** BEGIN **

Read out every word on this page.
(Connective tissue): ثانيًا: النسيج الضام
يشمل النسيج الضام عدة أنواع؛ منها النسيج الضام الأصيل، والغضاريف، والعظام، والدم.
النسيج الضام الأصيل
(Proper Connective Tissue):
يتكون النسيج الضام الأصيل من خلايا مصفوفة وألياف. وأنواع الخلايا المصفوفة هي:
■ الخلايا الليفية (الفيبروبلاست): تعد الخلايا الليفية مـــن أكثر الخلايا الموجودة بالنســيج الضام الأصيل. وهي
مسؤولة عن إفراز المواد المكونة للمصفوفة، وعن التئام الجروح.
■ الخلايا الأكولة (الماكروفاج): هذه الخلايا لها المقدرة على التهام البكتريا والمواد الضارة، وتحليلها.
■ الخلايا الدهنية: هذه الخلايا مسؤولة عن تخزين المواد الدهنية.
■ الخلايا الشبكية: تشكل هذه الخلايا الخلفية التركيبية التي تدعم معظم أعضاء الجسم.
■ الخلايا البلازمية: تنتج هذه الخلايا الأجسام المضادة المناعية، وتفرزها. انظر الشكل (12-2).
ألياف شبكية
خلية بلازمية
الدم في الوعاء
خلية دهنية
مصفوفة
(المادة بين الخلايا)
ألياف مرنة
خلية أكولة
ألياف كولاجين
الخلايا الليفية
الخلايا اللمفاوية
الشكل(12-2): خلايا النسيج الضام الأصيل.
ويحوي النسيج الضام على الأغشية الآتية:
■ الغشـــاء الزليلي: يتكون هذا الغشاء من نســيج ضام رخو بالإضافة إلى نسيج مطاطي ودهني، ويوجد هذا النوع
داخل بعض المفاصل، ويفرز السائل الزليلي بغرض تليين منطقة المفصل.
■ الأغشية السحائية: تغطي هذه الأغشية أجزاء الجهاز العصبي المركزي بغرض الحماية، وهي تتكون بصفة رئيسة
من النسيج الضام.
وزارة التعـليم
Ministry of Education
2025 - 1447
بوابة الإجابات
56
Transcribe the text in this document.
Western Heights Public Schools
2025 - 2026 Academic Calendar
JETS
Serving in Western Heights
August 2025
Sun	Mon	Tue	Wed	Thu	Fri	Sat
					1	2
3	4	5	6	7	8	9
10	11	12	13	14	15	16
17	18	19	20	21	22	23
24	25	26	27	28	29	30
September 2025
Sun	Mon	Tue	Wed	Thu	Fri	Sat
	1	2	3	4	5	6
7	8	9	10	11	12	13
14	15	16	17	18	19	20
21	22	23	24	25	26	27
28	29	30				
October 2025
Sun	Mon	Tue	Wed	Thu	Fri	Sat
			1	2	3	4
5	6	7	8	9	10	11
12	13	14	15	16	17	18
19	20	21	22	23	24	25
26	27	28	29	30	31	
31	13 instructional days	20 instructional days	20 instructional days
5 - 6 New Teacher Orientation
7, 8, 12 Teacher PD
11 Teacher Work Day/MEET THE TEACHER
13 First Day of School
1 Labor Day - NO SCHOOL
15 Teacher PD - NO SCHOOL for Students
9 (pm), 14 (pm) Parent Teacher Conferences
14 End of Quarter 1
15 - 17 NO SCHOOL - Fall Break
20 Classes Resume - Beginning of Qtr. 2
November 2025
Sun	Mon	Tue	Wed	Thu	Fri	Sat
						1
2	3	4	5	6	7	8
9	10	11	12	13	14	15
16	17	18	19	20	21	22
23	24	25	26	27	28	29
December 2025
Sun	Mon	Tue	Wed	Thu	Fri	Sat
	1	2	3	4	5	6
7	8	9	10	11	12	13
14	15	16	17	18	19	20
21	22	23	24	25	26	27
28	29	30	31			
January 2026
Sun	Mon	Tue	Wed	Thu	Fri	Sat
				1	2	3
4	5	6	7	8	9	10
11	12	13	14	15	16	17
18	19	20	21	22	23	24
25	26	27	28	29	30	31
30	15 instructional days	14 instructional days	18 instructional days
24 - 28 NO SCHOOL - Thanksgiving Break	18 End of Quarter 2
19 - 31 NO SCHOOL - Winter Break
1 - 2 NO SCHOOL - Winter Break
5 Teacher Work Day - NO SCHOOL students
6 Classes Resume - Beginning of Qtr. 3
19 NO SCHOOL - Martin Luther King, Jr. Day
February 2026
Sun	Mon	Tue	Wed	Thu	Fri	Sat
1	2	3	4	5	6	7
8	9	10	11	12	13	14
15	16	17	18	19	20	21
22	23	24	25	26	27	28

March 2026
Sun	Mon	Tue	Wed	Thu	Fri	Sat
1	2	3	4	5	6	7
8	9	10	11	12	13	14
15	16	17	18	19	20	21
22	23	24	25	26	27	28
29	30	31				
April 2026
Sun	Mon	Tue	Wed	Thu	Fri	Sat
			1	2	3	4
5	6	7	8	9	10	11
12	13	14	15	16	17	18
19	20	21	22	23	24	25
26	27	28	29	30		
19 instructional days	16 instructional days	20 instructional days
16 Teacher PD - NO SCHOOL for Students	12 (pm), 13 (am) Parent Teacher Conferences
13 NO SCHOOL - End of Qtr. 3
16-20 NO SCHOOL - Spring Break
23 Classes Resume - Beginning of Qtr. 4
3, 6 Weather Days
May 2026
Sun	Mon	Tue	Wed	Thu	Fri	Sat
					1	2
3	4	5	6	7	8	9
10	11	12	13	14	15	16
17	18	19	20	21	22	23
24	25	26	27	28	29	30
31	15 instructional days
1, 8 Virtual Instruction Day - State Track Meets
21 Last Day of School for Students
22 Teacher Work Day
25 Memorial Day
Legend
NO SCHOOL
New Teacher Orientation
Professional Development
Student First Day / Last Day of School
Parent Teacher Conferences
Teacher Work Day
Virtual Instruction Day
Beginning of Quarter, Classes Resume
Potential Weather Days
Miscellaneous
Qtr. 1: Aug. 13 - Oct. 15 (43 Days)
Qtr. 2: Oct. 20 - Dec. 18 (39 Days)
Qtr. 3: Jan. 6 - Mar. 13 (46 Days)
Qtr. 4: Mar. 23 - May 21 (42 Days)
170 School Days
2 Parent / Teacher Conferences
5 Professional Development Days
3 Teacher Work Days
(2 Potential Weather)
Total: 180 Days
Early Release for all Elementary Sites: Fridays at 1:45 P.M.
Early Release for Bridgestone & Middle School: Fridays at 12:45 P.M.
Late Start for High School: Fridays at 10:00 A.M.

** END **
** BEGIN **

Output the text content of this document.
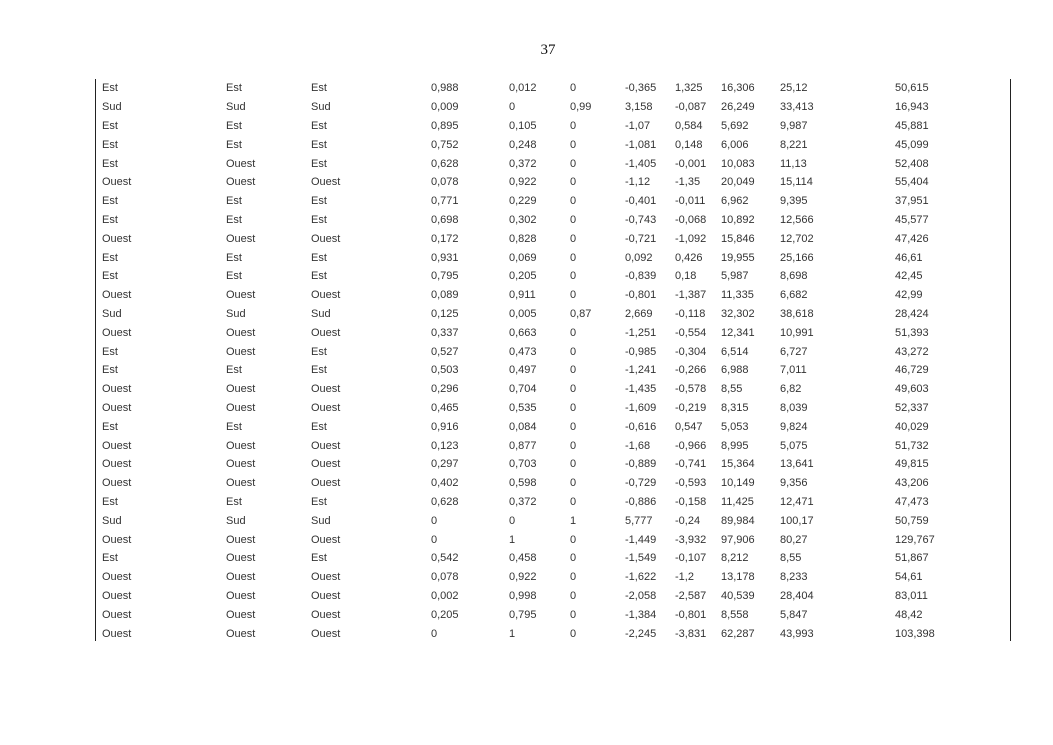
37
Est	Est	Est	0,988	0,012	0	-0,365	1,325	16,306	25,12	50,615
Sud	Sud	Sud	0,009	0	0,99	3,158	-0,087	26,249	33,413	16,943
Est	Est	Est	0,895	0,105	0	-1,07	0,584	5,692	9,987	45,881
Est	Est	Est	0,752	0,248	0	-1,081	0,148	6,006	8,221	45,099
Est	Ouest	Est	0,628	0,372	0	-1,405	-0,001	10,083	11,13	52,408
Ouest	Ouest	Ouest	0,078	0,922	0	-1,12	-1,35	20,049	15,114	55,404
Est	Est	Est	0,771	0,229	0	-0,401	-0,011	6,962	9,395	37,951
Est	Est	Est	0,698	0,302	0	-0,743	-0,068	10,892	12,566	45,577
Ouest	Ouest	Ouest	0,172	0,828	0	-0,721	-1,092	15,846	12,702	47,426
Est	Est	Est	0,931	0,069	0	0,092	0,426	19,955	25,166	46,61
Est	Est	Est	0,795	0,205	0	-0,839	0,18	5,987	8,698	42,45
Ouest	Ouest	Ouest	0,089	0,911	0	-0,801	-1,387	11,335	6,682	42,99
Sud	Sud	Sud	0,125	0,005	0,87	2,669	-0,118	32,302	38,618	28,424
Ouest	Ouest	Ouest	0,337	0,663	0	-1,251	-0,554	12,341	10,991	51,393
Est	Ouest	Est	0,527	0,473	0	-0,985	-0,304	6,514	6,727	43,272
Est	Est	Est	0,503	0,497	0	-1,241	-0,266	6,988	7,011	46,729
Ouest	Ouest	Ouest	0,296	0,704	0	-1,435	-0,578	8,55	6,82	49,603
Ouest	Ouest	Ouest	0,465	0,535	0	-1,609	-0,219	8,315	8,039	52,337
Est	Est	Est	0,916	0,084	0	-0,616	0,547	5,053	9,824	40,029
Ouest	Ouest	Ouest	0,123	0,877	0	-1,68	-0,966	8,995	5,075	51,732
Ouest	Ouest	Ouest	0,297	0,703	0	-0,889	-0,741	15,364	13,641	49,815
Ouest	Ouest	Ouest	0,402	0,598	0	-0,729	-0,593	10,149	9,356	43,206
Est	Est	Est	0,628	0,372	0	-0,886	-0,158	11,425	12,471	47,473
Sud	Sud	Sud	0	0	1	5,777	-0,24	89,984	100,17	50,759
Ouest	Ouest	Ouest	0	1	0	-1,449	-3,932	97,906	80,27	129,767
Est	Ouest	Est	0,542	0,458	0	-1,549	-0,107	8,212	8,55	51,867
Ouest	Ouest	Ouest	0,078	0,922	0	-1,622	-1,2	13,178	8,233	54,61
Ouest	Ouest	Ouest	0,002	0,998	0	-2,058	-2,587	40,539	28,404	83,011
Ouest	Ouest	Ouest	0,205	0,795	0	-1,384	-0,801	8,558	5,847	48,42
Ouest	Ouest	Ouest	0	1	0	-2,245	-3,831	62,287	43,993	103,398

** END **

- _REQUIREMENTS_
Find all lines where the word "Heights" appears. Copy them.

- _ANSWER TO THIS EXERCISE_
Western Heights Public Schools
Serving in Western Heights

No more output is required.